▸ **MATERIAL FOR THIS TASK**:
* START *

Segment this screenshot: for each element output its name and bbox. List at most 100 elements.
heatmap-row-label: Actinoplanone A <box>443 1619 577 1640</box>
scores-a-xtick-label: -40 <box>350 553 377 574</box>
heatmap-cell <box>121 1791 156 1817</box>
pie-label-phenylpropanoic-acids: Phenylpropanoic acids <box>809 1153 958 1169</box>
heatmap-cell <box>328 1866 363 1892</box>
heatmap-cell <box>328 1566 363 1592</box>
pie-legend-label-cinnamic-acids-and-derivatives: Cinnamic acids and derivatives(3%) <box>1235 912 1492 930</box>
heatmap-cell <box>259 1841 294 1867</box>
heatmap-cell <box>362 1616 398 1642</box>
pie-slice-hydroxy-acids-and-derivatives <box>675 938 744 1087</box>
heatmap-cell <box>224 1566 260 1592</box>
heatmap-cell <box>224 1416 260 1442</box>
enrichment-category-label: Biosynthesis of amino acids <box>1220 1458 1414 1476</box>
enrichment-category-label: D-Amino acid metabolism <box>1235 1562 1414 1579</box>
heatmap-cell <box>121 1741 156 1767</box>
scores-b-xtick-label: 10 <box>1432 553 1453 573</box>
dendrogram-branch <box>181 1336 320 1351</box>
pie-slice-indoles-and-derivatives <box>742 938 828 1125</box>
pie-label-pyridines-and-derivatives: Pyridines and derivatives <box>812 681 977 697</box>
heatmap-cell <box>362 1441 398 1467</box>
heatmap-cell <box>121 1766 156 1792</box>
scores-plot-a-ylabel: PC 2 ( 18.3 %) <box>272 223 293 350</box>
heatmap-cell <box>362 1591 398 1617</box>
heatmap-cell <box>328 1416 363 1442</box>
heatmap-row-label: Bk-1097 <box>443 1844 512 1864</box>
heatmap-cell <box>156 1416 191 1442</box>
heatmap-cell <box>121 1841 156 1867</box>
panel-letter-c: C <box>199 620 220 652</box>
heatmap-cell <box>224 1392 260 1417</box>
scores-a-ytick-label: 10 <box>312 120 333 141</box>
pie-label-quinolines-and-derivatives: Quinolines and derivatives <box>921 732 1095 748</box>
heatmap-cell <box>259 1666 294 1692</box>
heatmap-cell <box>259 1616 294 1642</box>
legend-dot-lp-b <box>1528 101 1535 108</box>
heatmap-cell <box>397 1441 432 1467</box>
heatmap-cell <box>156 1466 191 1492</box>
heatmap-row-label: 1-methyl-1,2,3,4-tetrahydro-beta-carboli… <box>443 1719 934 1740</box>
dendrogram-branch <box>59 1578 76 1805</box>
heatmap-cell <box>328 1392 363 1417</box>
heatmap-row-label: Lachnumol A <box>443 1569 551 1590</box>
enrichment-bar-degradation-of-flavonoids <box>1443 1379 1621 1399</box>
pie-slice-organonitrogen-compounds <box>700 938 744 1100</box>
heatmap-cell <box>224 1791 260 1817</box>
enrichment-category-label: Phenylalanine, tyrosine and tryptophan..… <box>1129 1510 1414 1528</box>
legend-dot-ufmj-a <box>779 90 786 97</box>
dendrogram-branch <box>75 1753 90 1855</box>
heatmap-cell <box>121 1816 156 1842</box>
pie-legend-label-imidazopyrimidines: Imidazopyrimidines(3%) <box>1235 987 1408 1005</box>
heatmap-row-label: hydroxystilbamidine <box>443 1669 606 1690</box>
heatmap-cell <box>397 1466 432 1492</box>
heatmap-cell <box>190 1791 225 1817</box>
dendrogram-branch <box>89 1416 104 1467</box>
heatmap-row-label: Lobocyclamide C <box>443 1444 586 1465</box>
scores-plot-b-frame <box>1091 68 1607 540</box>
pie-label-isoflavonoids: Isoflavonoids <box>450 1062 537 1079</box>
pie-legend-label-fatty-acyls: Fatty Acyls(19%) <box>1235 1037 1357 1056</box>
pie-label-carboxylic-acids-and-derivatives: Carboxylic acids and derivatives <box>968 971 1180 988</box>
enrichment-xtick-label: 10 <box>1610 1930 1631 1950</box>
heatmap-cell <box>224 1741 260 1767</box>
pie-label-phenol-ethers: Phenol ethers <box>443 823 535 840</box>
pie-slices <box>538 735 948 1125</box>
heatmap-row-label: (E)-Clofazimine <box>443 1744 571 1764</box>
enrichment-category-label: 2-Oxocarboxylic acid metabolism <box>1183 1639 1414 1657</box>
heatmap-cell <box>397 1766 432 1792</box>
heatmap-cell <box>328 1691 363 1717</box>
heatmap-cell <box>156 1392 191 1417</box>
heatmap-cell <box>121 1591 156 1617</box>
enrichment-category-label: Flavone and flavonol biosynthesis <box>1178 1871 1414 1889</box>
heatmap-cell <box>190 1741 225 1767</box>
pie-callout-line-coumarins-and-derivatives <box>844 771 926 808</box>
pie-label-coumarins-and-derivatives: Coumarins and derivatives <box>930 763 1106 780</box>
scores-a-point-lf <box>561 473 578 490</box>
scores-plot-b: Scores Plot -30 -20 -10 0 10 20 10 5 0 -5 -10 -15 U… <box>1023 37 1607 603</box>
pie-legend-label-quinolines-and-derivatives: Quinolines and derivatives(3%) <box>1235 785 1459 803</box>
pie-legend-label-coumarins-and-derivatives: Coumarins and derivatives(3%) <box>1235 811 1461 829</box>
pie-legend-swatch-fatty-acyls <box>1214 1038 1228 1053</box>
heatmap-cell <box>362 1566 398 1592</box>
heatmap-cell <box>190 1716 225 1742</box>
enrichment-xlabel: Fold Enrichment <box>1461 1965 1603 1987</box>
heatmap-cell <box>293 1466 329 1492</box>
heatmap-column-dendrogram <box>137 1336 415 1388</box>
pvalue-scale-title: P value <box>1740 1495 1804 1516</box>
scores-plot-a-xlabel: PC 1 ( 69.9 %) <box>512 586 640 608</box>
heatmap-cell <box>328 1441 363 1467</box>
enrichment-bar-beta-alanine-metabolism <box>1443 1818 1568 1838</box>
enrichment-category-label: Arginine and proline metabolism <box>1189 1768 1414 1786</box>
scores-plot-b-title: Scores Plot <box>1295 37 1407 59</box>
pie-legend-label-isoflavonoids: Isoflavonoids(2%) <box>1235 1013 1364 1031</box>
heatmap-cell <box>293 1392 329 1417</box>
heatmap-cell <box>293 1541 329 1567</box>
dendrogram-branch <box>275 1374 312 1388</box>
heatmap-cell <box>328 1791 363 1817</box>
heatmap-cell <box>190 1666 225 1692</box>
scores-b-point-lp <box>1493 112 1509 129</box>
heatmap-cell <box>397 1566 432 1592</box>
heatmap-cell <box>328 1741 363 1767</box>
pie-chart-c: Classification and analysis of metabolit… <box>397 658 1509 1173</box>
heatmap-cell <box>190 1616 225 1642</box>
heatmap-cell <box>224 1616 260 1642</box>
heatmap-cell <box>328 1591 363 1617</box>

* END *
* START *

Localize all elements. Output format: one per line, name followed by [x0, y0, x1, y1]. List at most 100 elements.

* END *

▸ **TASK DESCRIPTION**: Extract and reproduce without change the rows running from the line containing "Segment this screenshot: for" down to the line containing "pie-slice-indoles-and-derivatives <box>742 938", including both of those lines.

▸ **RESULT OF THE EXERCISE**:
Segment this screenshot: for each element output its name and bbox. List at most 100 elements.
heatmap-row-label: Actinoplanone A <box>443 1619 577 1640</box>
scores-a-xtick-label: -40 <box>350 553 377 574</box>
heatmap-cell <box>121 1791 156 1817</box>
pie-label-phenylpropanoic-acids: Phenylpropanoic acids <box>809 1153 958 1169</box>
heatmap-cell <box>328 1866 363 1892</box>
heatmap-cell <box>328 1566 363 1592</box>
pie-legend-label-cinnamic-acids-and-derivatives: Cinnamic acids and derivatives(3%) <box>1235 912 1492 930</box>
heatmap-cell <box>259 1841 294 1867</box>
heatmap-cell <box>362 1616 398 1642</box>
pie-slice-hydroxy-acids-and-derivatives <box>675 938 744 1087</box>
heatmap-cell <box>224 1566 260 1592</box>
heatmap-cell <box>224 1416 260 1442</box>
enrichment-category-label: Biosynthesis of amino acids <box>1220 1458 1414 1476</box>
enrichment-category-label: D-Amino acid metabolism <box>1235 1562 1414 1579</box>
heatmap-cell <box>121 1741 156 1767</box>
scores-b-xtick-label: 10 <box>1432 553 1453 573</box>
dendrogram-branch <box>181 1336 320 1351</box>
pie-slice-indoles-and-derivatives <box>742 938 828 1125</box>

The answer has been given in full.